-- START OF Dataset extract --

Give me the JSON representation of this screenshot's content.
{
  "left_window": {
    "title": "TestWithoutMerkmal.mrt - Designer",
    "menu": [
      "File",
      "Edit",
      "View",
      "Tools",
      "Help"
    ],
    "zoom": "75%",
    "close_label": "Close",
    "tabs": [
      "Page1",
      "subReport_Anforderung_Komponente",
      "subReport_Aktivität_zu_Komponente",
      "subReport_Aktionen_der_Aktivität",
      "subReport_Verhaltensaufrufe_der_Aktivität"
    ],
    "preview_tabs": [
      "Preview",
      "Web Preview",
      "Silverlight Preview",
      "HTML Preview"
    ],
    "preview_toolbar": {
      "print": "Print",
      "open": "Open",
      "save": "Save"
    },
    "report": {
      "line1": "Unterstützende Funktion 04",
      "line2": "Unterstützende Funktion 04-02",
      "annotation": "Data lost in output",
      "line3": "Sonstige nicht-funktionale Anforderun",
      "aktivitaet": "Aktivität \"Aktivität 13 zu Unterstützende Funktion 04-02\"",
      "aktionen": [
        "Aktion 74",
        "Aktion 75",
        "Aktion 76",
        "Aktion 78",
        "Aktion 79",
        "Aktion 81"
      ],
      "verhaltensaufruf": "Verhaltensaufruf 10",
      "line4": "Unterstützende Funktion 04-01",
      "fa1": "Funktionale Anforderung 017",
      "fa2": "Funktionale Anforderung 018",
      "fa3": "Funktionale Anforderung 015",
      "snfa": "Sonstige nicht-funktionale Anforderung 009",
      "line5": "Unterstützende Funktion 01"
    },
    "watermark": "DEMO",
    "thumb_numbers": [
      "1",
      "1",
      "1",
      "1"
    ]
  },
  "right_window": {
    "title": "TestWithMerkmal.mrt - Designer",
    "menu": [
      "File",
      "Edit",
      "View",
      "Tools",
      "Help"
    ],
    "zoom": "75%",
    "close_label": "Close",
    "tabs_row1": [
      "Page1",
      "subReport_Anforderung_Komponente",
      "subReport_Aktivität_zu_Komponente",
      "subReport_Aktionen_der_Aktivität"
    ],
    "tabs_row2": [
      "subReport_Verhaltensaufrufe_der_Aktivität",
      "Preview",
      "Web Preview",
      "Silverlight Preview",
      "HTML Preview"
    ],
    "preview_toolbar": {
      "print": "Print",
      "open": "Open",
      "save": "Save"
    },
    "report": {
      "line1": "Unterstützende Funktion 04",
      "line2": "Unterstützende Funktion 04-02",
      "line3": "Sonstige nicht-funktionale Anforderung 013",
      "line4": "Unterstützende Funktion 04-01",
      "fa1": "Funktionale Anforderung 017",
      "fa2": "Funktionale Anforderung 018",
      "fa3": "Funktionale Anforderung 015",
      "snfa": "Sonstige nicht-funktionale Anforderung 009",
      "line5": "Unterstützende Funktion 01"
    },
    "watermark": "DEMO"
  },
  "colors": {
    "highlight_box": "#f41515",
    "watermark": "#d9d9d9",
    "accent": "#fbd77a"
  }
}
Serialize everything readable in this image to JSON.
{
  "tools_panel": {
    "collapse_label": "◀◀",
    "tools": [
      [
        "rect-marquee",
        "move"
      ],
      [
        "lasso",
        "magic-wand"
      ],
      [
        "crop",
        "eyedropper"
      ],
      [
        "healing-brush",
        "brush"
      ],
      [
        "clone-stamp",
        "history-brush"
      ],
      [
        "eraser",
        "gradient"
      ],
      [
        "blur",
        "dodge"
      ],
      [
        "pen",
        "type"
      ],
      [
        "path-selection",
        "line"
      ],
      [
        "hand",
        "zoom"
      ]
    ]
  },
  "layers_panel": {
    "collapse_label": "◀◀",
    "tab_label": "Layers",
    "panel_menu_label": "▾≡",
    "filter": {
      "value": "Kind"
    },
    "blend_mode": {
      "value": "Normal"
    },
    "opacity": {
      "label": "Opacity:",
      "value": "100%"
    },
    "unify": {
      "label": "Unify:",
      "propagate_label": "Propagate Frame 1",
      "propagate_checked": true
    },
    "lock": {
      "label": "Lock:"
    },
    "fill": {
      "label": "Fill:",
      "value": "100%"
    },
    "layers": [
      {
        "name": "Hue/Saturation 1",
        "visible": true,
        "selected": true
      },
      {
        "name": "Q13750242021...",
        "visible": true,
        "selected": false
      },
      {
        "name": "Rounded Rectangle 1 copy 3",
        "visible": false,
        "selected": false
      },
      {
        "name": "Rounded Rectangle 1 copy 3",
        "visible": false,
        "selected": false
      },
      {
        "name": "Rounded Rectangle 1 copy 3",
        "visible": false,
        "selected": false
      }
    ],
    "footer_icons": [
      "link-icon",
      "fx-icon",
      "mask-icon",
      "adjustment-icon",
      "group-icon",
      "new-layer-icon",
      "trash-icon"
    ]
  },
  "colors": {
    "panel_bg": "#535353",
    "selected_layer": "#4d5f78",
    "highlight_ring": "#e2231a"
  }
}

-- END OF Dataset extract --

What is needed: Restate the data above exactly, keeping each word as it stands.

Solved problem:
Give me the JSON representation of this screenshot's content.
{
  "left_window": {
    "title": "TestWithoutMerkmal.mrt - Designer",
    "menu": [
      "File",
      "Edit",
      "View",
      "Tools",
      "Help"
    ],
    "zoom": "75%",
    "close_label": "Close",
    "tabs": [
      "Page1",
      "subReport_Anforderung_Komponente",
      "subReport_Aktivität_zu_Komponente",
      "subReport_Aktionen_der_Aktivität",
      "subReport_Verhaltensaufrufe_der_Aktivität"
    ],
    "preview_tabs": [
      "Preview",
      "Web Preview",
      "Silverlight Preview",
      "HTML Preview"
    ],
    "preview_toolbar": {
      "print": "Print",
      "open": "Open",
      "save": "Save"
    },
    "report": {
      "line1": "Unterstützende Funktion 04",
      "line2": "Unterstützende Funktion 04-02",
      "annotation": "Data lost in output",
      "line3": "Sonstige nicht-funktionale Anforderun",
      "aktivitaet": "Aktivität \"Aktivität 13 zu Unterstützende Funktion 04-02\"",
      "aktionen": [
        "Aktion 74",
        "Aktion 75",
        "Aktion 76",
        "Aktion 78",
        "Aktion 79",
        "Aktion 81"
      ],
      "verhaltensaufruf": "Verhaltensaufruf 10",
      "line4": "Unterstützende Funktion 04-01",
      "fa1": "Funktionale Anforderung 017",
      "fa2": "Funktionale Anforderung 018",
      "fa3": "Funktionale Anforderung 015",
      "snfa": "Sonstige nicht-funktionale Anforderung 009",
      "line5": "Unterstützende Funktion 01"
    },
    "watermark": "DEMO",
    "thumb_numbers": [
      "1",
      "1",
      "1",
      "1"
    ]
  },
  "right_window": {
    "title": "TestWithMerkmal.mrt - Designer",
    "menu": [
      "File",
      "Edit",
      "View",
      "Tools",
      "Help"
    ],
    "zoom": "75%",
    "close_label": "Close",
    "tabs_row1": [
      "Page1",
      "subReport_Anforderung_Komponente",
      "subReport_Aktivität_zu_Komponente",
      "subReport_Aktionen_der_Aktivität"
    ],
    "tabs_row2": [
      "subReport_Verhaltensaufrufe_der_Aktivität",
      "Preview",
      "Web Preview",
      "Silverlight Preview",
      "HTML Preview"
    ],
    "preview_toolbar": {
      "print": "Print",
      "open": "Open",
      "save": "Save"
    },
    "report": {
      "line1": "Unterstützende Funktion 04",
      "line2": "Unterstützende Funktion 04-02",
      "line3": "Sonstige nicht-funktionale Anforderung 013",
      "line4": "Unterstützende Funktion 04-01",
      "fa1": "Funktionale Anforderung 017",
      "fa2": "Funktionale Anforderung 018",
      "fa3": "Funktionale Anforderung 015",
      "snfa": "Sonstige nicht-funktionale Anforderung 009",
      "line5": "Unterstützende Funktion 01"
    },
    "watermark": "DEMO"
  },
  "colors": {
    "highlight_box": "#f41515",
    "watermark": "#d9d9d9",
    "accent": "#fbd77a"
  }
}
Serialize everything readable in this image to JSON.
{
  "tools_panel": {
    "collapse_label": "◀◀",
    "tools": [
      [
        "rect-marquee",
        "move"
      ],
      [
        "lasso",
        "magic-wand"
      ],
      [
        "crop",
        "eyedropper"
      ],
      [
        "healing-brush",
        "brush"
      ],
      [
        "clone-stamp",
        "history-brush"
      ],
      [
        "eraser",
        "gradient"
      ],
      [
        "blur",
        "dodge"
      ],
      [
        "pen",
        "type"
      ],
      [
        "path-selection",
        "line"
      ],
      [
        "hand",
        "zoom"
      ]
    ]
  },
  "layers_panel": {
    "collapse_label": "◀◀",
    "tab_label": "Layers",
    "panel_menu_label": "▾≡",
    "filter": {
      "value": "Kind"
    },
    "blend_mode": {
      "value": "Normal"
    },
    "opacity": {
      "label": "Opacity:",
      "value": "100%"
    },
    "unify": {
      "label": "Unify:",
      "propagate_label": "Propagate Frame 1",
      "propagate_checked": true
    },
    "lock": {
      "label": "Lock:"
    },
    "fill": {
      "label": "Fill:",
      "value": "100%"
    },
    "layers": [
      {
        "name": "Hue/Saturation 1",
        "visible": true,
        "selected": true
      },
      {
        "name": "Q13750242021...",
        "visible": true,
        "selected": false
      },
      {
        "name": "Rounded Rectangle 1 copy 3",
        "visible": false,
        "selected": false
      },
      {
        "name": "Rounded Rectangle 1 copy 3",
        "visible": false,
        "selected": false
      },
      {
        "name": "Rounded Rectangle 1 copy 3",
        "visible": false,
        "selected": false
      }
    ],
    "footer_icons": [
      "link-icon",
      "fx-icon",
      "mask-icon",
      "adjustment-icon",
      "group-icon",
      "new-layer-icon",
      "trash-icon"
    ]
  },
  "colors": {
    "panel_bg": "#535353",
    "selected_layer": "#4d5f78",
    "highlight_ring": "#e2231a"
  }
}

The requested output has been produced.